Locate every line in the records below that contains the word "Medizinische", and copy each one.

Data listing
---+---

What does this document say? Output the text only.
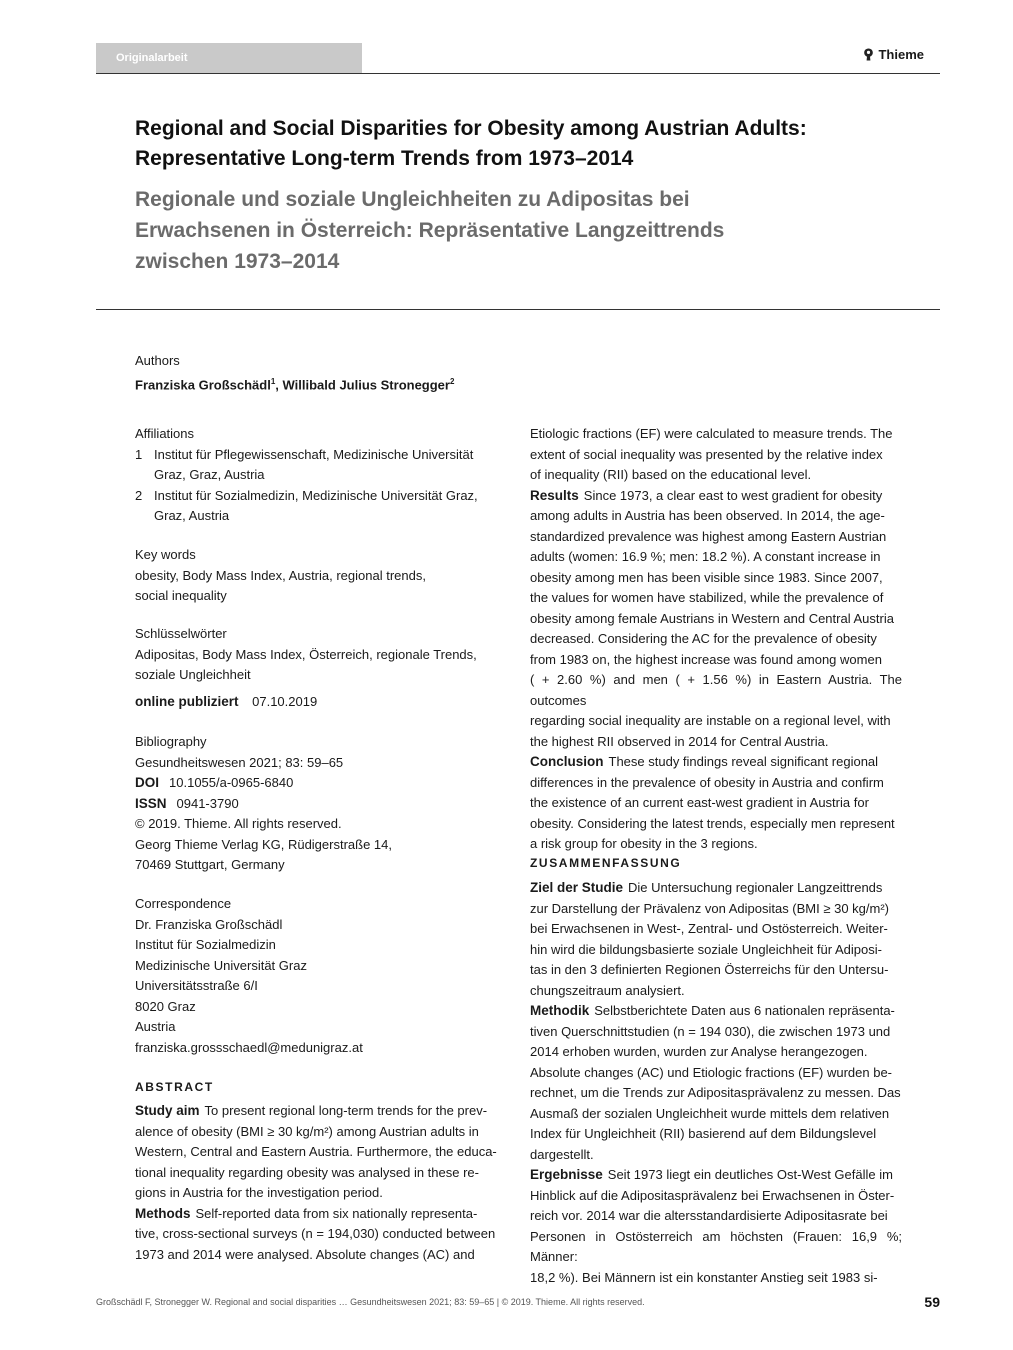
Originalarbeit	Thieme
Regional and Social Disparities for Obesity among Austrian Adults:
Representative Long-term Trends from 1973–2014
Regionale und soziale Ungleichheiten zu Adipositas bei
Erwachsenen in Österreich: Repräsentative Langzeittrends
zwischen 1973–2014
Authors
Franziska Großschädl$^1$, Willibald Julius Stronegger$^2$
Affiliations
1 Institut für Pflegewissenschaft, Medizinische Universität
Graz, Graz, Austria
2 Institut für Sozialmedizin, Medizinische Universität Graz,
Graz, Austria
Key words
obesity, Body Mass Index, Austria, regional trends,
social inequality
Schlüsselwörter
Adipositas, Body Mass Index, Österreich, regionale Trends,
soziale Ungleichheit
online publiziert 07.10.2019
Bibliography
Gesundheitswesen 2021; 83: 59–65
DOI 10.1055/a-0965-6840
ISSN 0941-3790
© 2019. Thieme. All rights reserved.
Georg Thieme Verlag KG, Rüdigerstraße 14,
70469 Stuttgart, Germany
Correspondence
Dr. Franziska Großschädl
Institut für Sozialmedizin
Medizinische Universität Graz
Universitätsstraße 6/I
8020 Graz
Austria
franziska.grossschaedl@medunigraz.at
ABSTRACT
Study aim To present regional long-term trends for the prev-
alence of obesity (BMI ≥ 30 kg/m²) among Austrian adults in
Western, Central and Eastern Austria. Furthermore, the educa-
tional inequality regarding obesity was analysed in these re-
gions in Austria for the investigation period.
Methods Self-reported data from six nationally representa-
tive, cross-sectional surveys (n = 194,030) conducted between
1973 and 2014 were analysed. Absolute changes (AC) and
Etiologic fractions (EF) were calculated to measure trends. The
extent of social inequality was presented by the relative index
of inequality (RII) based on the educational level.
Results Since 1973, a clear east to west gradient for obesity
among adults in Austria has been observed. In 2014, the age-
standardized prevalence was highest among Eastern Austrian
adults (women: 16.9 %; men: 18.2 %). A constant increase in
obesity among men has been visible since 1983. Since 2007,
the values for women have stabilized, while the prevalence of
obesity among female Austrians in Western and Central Austria
decreased. Considering the AC for the prevalence of obesity
from 1983 on, the highest increase was found among women
( + 2.60 %) and men ( + 1.56 %) in Eastern Austria. The outcomes
regarding social inequality are instable on a regional level, with
the highest RII observed in 2014 for Central Austria.
Conclusion These study findings reveal significant regional
differences in the prevalence of obesity in Austria and confirm
the existence of an current east-west gradient in Austria for
obesity. Considering the latest trends, especially men represent
a risk group for obesity in the 3 regions.
ZUSAMMENFASSUNG
Ziel der Studie Die Untersuchung regionaler Langzeittrends
zur Darstellung der Prävalenz von Adipositas (BMI ≥ 30 kg/m²)
bei Erwachsenen in West-, Zentral- und Ostösterreich. Weiter-
hin wird die bildungsbasierte soziale Ungleichheit für Adiposi-
tas in den 3 definierten Regionen Österreichs für den Untersu-
chungszeitraum analysiert.
Methodik Selbstberichtete Daten aus 6 nationalen repräsenta-
tiven Querschnittstudien (n = 194 030), die zwischen 1973 und
2014 erhoben wurden, wurden zur Analyse herangezogen.
Absolute changes (AC) und Etiologic fractions (EF) wurden be-
rechnet, um die Trends zur Adipositasprävalenz zu messen. Das
Ausmaß der sozialen Ungleichheit wurde mittels dem relativen
Index für Ungleichheit (RII) basierend auf dem Bildungslevel
dargestellt.
Ergebnisse Seit 1973 liegt ein deutliches Ost-West Gefälle im
Hinblick auf die Adipositasprävalenz bei Erwachsenen in Öster-
reich vor. 2014 war die altersstandardisierte Adipositasrate bei
Personen in Ostösterreich am höchsten (Frauen: 16,9 %; Männer:
18,2 %). Bei Männern ist ein konstanter Anstieg seit 1983 si-
Großschädl F, Stronegger W. Regional and social disparities … Gesundheitswesen 2021; 83: 59–65 | © 2019. Thieme. All rights reserved.	59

---+---

- _Task result_:
1 Institut für Pflegewissenschaft, Medizinische Universität
2 Institut für Sozialmedizin, Medizinische Universität Graz,
Medizinische Universität Graz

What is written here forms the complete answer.